[Stated exercise]
Wherever a line in the data below holds "উৎসৱ", copy that line.

== Given entries ==

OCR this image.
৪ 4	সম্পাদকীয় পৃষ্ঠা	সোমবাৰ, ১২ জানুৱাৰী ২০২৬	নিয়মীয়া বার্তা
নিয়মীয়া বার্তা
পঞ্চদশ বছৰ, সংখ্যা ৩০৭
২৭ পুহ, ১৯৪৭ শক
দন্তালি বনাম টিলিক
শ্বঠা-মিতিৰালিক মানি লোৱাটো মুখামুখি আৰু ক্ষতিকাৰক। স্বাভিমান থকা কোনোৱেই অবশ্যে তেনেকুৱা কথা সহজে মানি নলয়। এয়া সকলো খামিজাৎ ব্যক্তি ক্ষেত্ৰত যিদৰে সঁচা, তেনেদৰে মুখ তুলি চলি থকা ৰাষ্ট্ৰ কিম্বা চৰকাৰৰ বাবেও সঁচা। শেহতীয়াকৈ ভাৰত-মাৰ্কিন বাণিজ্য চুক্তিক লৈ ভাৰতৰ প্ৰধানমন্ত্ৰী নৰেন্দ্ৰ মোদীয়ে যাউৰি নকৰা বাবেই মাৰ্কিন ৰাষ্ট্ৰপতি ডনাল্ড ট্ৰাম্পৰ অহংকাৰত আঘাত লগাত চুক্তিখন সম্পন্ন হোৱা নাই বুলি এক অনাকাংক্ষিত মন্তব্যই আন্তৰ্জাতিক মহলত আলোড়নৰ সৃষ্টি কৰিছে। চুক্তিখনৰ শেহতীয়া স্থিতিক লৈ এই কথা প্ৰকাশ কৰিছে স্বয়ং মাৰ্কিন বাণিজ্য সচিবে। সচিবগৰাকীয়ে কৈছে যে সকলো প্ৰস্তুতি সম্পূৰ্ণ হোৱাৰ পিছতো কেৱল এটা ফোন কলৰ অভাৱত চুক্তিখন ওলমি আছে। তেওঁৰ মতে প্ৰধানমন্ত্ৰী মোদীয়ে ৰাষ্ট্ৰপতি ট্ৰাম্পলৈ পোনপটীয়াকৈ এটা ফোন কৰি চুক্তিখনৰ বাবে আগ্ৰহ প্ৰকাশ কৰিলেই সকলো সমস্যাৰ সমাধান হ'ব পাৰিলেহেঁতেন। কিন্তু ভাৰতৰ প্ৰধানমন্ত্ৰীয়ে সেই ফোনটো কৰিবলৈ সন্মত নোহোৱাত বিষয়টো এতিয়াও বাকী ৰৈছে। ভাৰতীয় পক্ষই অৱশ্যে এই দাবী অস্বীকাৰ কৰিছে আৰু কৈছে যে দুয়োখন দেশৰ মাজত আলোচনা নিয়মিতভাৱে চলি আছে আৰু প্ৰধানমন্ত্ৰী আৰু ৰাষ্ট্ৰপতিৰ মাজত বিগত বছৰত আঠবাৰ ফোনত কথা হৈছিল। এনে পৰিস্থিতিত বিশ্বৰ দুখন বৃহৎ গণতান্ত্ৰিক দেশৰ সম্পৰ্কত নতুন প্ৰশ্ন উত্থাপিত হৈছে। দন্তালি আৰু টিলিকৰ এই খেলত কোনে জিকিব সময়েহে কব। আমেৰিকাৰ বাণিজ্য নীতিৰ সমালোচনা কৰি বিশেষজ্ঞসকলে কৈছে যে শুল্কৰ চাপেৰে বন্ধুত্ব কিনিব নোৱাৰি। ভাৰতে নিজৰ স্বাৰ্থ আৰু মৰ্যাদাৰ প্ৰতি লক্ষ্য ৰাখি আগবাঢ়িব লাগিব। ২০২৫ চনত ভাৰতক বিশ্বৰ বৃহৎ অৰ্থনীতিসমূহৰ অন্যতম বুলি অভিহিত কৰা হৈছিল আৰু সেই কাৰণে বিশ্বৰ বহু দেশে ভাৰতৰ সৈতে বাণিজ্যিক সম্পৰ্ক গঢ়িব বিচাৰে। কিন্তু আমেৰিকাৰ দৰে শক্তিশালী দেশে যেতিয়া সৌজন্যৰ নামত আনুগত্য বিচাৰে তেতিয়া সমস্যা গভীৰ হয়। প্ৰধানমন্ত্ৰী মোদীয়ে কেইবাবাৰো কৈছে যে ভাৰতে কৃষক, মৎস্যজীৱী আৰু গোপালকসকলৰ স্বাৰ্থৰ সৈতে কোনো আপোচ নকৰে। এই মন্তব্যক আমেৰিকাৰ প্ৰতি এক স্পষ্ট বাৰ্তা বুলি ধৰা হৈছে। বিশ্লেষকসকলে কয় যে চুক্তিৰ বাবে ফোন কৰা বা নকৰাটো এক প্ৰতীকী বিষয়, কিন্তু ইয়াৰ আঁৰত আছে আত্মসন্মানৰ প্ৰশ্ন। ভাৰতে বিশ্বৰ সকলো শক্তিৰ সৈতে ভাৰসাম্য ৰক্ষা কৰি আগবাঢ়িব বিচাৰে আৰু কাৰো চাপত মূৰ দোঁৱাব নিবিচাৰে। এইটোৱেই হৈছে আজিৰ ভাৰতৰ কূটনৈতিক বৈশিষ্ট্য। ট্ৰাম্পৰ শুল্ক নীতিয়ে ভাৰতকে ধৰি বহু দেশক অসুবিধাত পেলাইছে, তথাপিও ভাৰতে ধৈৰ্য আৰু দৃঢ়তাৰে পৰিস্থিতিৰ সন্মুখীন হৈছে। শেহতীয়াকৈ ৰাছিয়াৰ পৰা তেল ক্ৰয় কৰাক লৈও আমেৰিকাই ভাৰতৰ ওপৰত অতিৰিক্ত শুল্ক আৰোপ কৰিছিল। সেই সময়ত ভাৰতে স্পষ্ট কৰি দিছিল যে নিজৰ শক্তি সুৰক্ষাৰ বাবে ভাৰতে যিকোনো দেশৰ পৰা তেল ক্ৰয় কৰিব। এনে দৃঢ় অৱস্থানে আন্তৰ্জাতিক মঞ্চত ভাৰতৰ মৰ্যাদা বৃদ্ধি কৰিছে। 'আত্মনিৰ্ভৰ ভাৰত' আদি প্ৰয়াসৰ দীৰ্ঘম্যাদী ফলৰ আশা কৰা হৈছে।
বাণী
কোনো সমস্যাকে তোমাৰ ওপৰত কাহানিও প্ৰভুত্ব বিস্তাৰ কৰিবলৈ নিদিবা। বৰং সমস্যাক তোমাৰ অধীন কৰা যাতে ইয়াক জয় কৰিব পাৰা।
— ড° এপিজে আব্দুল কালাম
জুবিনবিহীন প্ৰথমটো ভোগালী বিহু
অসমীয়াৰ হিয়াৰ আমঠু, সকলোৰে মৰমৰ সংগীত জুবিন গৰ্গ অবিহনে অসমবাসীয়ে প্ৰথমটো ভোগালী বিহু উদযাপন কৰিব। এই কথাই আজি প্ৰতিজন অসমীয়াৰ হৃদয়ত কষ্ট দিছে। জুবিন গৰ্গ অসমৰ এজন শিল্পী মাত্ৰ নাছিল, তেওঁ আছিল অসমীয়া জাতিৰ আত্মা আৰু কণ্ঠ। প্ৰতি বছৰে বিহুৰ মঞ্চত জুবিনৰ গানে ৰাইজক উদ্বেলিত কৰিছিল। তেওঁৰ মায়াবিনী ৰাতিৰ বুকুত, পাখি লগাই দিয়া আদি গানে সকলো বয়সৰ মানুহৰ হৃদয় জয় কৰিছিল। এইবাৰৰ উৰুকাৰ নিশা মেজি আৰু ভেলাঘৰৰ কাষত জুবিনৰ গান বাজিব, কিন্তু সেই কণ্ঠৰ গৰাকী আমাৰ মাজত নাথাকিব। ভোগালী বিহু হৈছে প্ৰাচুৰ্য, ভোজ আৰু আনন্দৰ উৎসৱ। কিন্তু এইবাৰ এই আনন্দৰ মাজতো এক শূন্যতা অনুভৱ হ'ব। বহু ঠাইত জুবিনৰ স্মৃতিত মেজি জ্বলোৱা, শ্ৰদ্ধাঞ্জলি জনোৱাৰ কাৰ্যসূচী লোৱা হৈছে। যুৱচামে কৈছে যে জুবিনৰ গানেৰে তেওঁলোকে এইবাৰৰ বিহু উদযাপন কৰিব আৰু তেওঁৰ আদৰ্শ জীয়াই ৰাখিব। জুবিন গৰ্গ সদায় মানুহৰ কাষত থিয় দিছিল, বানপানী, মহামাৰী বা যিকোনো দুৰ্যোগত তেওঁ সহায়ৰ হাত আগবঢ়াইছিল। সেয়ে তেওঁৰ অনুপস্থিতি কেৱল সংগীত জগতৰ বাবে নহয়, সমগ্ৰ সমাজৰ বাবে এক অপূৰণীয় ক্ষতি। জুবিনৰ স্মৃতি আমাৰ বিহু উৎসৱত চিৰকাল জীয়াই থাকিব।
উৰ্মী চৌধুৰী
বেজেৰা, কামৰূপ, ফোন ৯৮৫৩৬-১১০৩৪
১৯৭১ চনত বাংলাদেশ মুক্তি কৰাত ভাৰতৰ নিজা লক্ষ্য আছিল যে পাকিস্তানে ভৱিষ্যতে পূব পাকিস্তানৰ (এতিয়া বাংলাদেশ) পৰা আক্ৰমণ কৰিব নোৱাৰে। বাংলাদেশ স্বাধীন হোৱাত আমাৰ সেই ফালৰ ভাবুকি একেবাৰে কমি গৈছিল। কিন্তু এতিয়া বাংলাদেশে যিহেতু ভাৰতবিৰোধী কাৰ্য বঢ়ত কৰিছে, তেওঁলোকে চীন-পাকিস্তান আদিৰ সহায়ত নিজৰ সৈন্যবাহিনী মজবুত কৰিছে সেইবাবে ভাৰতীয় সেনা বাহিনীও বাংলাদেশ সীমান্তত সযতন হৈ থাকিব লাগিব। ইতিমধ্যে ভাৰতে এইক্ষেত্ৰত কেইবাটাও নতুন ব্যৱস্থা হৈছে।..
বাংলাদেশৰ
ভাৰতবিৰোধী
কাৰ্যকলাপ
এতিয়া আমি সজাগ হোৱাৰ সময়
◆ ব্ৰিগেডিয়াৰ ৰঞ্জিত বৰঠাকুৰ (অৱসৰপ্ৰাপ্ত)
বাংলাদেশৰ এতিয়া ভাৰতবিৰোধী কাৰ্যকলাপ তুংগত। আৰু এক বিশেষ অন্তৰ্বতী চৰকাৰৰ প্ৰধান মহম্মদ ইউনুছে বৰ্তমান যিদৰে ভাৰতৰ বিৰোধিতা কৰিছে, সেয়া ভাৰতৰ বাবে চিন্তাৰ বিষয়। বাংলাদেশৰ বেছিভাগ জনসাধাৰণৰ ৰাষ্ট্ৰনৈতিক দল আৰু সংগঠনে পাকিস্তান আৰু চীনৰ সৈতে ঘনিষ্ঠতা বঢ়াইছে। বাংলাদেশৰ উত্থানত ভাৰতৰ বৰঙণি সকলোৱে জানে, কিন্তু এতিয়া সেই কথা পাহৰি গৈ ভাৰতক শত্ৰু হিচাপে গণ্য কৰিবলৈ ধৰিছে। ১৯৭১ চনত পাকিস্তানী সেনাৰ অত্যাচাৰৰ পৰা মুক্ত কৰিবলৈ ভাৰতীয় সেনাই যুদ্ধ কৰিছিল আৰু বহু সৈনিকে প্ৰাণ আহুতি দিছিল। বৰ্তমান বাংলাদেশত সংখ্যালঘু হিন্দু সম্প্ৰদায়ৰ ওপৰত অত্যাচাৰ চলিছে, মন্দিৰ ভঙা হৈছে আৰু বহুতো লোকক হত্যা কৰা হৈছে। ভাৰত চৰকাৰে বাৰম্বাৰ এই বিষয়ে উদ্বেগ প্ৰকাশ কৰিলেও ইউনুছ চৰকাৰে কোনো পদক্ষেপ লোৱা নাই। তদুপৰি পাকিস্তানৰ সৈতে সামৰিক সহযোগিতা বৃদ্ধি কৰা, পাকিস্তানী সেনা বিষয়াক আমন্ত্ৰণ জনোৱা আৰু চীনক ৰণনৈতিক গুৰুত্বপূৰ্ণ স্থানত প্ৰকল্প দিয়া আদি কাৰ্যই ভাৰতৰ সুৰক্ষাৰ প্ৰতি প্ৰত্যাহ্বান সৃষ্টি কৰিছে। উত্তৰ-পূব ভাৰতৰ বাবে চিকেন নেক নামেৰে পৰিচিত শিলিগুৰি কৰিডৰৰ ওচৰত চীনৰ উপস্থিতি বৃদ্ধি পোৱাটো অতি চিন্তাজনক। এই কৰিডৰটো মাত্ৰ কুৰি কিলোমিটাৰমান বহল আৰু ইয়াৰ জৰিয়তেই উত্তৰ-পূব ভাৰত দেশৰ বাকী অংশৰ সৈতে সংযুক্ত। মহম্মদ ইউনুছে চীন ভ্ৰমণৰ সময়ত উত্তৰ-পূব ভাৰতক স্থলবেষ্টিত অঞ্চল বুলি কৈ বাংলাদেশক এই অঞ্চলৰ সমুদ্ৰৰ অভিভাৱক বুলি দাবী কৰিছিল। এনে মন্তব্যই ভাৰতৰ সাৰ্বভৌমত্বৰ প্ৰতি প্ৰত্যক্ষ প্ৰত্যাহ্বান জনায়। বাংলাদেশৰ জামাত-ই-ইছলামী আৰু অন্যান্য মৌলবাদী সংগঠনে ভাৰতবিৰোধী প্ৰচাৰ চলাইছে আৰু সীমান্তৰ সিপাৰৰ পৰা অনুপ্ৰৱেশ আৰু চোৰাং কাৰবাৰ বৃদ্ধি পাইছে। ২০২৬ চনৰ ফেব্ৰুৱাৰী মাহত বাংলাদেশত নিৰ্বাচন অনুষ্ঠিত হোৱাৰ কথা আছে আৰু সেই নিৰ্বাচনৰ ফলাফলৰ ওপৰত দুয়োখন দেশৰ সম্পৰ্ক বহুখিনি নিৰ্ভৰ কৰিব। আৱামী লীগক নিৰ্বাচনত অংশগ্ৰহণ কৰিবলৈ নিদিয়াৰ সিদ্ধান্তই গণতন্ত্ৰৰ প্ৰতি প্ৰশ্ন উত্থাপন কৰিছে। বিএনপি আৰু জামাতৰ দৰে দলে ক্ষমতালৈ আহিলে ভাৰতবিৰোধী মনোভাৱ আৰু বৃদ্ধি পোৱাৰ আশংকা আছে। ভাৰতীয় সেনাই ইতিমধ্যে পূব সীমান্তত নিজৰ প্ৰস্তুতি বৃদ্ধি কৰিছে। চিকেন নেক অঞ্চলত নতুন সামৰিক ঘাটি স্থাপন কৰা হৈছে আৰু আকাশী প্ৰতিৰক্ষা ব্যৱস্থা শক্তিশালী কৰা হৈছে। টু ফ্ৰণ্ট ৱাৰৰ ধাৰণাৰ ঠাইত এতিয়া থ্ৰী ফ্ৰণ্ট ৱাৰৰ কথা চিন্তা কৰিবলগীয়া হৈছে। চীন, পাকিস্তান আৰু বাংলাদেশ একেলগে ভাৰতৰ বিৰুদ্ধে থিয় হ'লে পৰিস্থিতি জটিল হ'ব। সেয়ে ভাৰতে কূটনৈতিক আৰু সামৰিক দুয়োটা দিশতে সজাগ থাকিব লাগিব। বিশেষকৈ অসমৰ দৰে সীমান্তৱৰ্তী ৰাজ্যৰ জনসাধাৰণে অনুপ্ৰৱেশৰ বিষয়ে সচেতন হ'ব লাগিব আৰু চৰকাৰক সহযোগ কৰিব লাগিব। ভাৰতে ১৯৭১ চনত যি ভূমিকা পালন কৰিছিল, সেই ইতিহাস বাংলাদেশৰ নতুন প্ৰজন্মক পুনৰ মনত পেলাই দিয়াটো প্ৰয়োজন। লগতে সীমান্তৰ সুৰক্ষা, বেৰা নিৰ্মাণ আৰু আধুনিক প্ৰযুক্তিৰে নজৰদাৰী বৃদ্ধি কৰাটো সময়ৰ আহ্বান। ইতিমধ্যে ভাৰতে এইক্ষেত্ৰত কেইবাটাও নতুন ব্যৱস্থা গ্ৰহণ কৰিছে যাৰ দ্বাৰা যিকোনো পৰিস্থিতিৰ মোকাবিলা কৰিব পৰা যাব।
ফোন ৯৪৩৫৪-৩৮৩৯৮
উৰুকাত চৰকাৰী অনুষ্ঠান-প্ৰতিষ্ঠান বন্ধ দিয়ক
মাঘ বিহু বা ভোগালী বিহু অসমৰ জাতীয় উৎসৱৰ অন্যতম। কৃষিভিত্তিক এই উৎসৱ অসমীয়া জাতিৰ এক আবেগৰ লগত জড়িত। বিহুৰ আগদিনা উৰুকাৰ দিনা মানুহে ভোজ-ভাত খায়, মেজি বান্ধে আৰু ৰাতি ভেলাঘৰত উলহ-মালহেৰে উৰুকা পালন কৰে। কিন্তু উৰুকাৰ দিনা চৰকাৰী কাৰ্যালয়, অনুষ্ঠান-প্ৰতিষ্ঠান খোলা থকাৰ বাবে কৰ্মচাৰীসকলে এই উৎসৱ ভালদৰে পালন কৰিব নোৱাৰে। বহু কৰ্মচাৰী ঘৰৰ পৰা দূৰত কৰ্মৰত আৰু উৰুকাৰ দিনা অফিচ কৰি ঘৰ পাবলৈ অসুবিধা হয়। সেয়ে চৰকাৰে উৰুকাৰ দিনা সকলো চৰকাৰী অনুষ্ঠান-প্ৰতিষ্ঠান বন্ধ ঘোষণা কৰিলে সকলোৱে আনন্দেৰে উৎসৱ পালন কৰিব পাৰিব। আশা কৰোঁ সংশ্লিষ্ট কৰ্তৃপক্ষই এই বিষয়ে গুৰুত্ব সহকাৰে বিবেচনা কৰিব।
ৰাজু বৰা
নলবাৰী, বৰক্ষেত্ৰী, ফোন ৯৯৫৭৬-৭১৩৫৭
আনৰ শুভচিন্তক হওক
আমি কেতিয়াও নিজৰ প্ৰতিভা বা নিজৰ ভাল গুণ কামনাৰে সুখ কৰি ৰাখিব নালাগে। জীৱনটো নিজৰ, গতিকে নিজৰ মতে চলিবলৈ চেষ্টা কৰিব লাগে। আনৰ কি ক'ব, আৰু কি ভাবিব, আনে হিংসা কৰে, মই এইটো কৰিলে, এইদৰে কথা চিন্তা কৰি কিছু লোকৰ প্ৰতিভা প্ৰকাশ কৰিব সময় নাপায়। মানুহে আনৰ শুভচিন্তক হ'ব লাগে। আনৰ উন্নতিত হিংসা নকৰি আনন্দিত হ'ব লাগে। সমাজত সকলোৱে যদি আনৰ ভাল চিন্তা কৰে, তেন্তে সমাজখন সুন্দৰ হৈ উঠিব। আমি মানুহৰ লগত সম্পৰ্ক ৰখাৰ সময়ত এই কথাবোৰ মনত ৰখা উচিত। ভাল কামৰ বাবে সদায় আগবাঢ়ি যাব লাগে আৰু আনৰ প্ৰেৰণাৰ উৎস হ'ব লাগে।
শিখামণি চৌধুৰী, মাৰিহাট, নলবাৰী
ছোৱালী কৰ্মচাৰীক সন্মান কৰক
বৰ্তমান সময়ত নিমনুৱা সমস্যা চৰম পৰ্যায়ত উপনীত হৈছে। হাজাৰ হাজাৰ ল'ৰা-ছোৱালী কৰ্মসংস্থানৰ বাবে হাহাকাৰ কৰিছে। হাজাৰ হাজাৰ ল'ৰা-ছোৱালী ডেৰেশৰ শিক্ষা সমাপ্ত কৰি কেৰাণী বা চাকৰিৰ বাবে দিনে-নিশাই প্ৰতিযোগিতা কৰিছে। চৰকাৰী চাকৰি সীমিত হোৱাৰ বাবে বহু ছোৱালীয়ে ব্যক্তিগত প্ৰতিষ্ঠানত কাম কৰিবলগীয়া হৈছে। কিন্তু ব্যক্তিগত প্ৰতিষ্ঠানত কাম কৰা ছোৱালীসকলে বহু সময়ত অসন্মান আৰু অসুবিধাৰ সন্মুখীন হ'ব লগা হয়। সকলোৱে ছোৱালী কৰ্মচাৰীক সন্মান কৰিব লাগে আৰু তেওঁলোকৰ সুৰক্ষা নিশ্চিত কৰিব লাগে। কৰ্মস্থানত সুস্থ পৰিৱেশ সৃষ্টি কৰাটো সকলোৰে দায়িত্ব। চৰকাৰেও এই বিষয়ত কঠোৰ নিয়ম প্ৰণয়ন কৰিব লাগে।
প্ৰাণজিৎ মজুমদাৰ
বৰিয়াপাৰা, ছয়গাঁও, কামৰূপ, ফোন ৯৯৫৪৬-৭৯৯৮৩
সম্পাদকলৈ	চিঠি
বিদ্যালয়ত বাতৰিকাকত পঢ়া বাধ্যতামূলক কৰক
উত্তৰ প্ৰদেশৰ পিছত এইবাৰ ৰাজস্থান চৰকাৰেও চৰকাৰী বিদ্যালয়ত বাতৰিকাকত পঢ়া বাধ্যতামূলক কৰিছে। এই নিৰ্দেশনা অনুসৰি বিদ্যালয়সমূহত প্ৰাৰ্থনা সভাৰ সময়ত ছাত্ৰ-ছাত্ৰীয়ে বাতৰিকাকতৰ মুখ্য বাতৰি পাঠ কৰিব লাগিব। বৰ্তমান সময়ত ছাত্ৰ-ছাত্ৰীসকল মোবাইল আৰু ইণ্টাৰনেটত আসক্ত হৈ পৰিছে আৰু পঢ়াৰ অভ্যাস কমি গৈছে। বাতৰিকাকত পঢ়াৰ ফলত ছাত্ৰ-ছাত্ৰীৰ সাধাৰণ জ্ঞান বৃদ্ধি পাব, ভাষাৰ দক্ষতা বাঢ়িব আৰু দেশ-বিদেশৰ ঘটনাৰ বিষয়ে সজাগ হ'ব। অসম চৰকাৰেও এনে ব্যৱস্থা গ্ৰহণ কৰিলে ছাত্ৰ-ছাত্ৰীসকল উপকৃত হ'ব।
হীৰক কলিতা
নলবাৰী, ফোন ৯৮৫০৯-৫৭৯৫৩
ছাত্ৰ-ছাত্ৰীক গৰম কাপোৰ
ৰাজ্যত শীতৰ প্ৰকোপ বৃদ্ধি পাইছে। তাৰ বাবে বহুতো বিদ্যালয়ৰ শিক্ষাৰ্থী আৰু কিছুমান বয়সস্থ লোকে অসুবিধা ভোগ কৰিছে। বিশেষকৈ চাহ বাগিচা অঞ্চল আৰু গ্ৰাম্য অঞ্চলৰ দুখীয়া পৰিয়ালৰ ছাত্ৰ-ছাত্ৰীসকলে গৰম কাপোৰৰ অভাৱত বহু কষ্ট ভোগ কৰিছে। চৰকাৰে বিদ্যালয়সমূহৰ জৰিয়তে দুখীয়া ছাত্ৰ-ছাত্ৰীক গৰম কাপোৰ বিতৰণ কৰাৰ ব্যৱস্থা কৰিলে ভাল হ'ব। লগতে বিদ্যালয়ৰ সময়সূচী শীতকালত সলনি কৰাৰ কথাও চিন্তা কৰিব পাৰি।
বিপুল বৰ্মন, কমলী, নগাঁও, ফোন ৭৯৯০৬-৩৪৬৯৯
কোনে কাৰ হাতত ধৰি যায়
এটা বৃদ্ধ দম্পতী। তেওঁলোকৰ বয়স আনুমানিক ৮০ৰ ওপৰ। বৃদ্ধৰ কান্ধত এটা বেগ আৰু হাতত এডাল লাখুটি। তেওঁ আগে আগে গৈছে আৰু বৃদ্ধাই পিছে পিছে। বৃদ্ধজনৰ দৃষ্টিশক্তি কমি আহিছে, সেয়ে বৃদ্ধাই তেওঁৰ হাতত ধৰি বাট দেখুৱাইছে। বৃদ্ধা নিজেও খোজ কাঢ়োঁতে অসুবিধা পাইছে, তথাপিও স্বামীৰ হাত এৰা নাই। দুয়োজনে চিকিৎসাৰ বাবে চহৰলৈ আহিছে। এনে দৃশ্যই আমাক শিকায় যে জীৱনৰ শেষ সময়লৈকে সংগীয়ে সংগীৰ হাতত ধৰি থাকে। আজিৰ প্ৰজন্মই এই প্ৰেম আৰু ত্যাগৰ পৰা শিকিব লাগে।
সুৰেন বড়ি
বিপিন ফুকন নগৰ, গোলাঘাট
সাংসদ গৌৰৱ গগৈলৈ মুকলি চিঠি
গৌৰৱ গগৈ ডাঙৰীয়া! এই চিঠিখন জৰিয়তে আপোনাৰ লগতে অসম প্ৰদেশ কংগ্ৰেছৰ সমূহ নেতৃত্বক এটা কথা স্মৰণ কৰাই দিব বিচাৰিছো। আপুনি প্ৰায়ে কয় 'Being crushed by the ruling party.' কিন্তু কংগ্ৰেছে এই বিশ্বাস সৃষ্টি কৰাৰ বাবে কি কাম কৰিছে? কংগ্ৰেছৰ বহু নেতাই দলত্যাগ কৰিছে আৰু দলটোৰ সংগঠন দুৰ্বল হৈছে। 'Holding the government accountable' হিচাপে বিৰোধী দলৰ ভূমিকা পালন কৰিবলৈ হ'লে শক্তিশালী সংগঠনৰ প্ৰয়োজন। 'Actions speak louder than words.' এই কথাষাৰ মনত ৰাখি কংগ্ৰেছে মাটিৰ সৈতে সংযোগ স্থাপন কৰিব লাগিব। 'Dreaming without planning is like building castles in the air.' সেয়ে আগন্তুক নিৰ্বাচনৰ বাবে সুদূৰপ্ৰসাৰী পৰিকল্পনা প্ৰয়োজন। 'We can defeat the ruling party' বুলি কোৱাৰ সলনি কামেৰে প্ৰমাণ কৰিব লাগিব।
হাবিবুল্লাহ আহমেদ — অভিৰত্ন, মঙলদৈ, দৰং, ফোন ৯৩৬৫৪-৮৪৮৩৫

===

[Solution to the exercise]
অসমীয়াৰ হিয়াৰ আমঠু, সকলোৰে মৰমৰ সংগীত জুবিন গৰ্গ অবিহনে অসমবাসীয়ে প্ৰথমটো ভোগালী বিহু উদযাপন কৰিব। এই কথাই আজি প্ৰতিজন অসমীয়াৰ হৃদয়ত কষ্ট দিছে। জুবিন গৰ্গ অসমৰ এজন শিল্পী মাত্ৰ নাছিল, তেওঁ আছিল অসমীয়া জাতিৰ আত্মা আৰু কণ্ঠ। প্ৰতি বছৰে বিহুৰ মঞ্চত জুবিনৰ গানে ৰাইজক উদ্বেলিত কৰিছিল। তেওঁৰ মায়াবিনী ৰাতিৰ বুকুত, পাখি লগাই দিয়া আদি গানে সকলো বয়সৰ মানুহৰ হৃদয় জয় কৰিছিল। এইবাৰৰ উৰুকাৰ নিশা মেজি আৰু ভেলাঘৰৰ কাষত জুবিনৰ গান বাজিব, কিন্তু সেই কণ্ঠৰ গৰাকী আমাৰ মাজত নাথাকিব। ভোগালী বিহু হৈছে প্ৰাচুৰ্য, ভোজ আৰু আনন্দৰ উৎসৱ। কিন্তু এইবাৰ এই আনন্দৰ মাজতো এক শূন্যতা অনুভৱ হ'ব। বহু ঠাইত জুবিনৰ স্মৃতিত মেজি জ্বলোৱা, শ্ৰদ্ধাঞ্জলি জনোৱাৰ কাৰ্যসূচী লোৱা হৈছে। যুৱচামে কৈছে যে জুবিনৰ গানেৰে তেওঁলোকে এইবাৰৰ বিহু উদযাপন কৰিব আৰু তেওঁৰ আদৰ্শ জীয়াই ৰাখিব। জুবিন গৰ্গ সদায় মানুহৰ কাষত থিয় দিছিল, বানপানী, মহামাৰী বা যিকোনো দুৰ্যোগত তেওঁ সহায়ৰ হাত আগবঢ়াইছিল। সেয়ে তেওঁৰ অনুপস্থিতি কেৱল সংগীত জগতৰ বাবে নহয়, সমগ্ৰ সমাজৰ বাবে এক অপূৰণীয় ক্ষতি। জুবিনৰ স্মৃতি আমাৰ বিহু উৎসৱত চিৰকাল জীয়াই থাকিব।
মাঘ বিহু বা ভোগালী বিহু অসমৰ জাতীয় উৎসৱৰ অন্যতম। কৃষিভিত্তিক এই উৎসৱ অসমীয়া জাতিৰ এক আবেগৰ লগত জড়িত। বিহুৰ আগদিনা উৰুকাৰ দিনা মানুহে ভোজ-ভাত খায়, মেজি বান্ধে আৰু ৰাতি ভেলাঘৰত উলহ-মালহেৰে উৰুকা পালন কৰে। কিন্তু উৰুকাৰ দিনা চৰকাৰী কাৰ্যালয়, অনুষ্ঠান-প্ৰতিষ্ঠান খোলা থকাৰ বাবে কৰ্মচাৰীসকলে এই উৎসৱ ভালদৰে পালন কৰিব নোৱাৰে। বহু কৰ্মচাৰী ঘৰৰ পৰা দূৰত কৰ্মৰত আৰু উৰুকাৰ দিনা অফিচ কৰি ঘৰ পাবলৈ অসুবিধা হয়। সেয়ে চৰকাৰে উৰুকাৰ দিনা সকলো চৰকাৰী অনুষ্ঠান-প্ৰতিষ্ঠান বন্ধ ঘোষণা কৰিলে সকলোৱে আনন্দেৰে উৎসৱ পালন কৰিব পাৰিব। আশা কৰোঁ সংশ্লিষ্ট কৰ্তৃপক্ষই এই বিষয়ে গুৰুত্ব সহকাৰে বিবেচনা কৰিব।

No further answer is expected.